What you need to do – Write out each line exactly as given. Leave the pictures out of your copy.

Dataset records:

--------

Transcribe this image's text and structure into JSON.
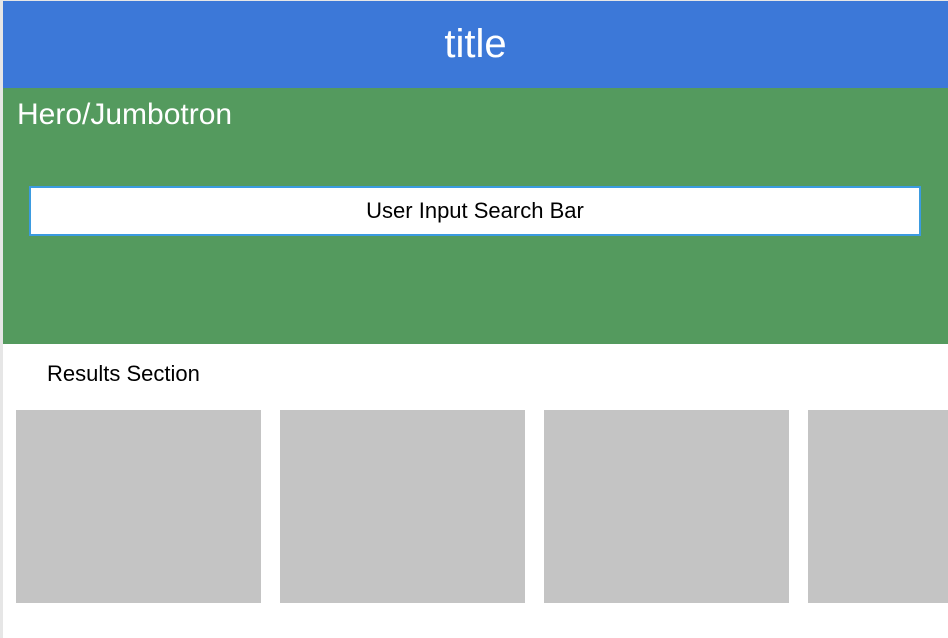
{
  "header": {
    "title": "title",
    "color": "#3c78d8"
  },
  "hero": {
    "label": "Hero/Jumbotron",
    "color": "#549a5e",
    "search": {
      "placeholder": "User Input Search Bar",
      "border_color": "#3b9be0"
    }
  },
  "results": {
    "label": "Results Section",
    "card_color": "#c4c4c4",
    "cards": [
      {
        "id": "result-card-1"
      },
      {
        "id": "result-card-2"
      },
      {
        "id": "result-card-3"
      },
      {
        "id": "result-card-4"
      }
    ]
  }
}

--------

Solved problem –
Transcribe this image's text and structure into JSON.
{
  "header": {
    "title": "title",
    "color": "#3c78d8"
  },
  "hero": {
    "label": "Hero/Jumbotron",
    "color": "#549a5e",
    "search": {
      "placeholder": "User Input Search Bar",
      "border_color": "#3b9be0"
    }
  },
  "results": {
    "label": "Results Section",
    "card_color": "#c4c4c4",
    "cards": [
      {
        "id": "result-card-1"
      },
      {
        "id": "result-card-2"
      },
      {
        "id": "result-card-3"
      },
      {
        "id": "result-card-4"
      }
    ]
  }
}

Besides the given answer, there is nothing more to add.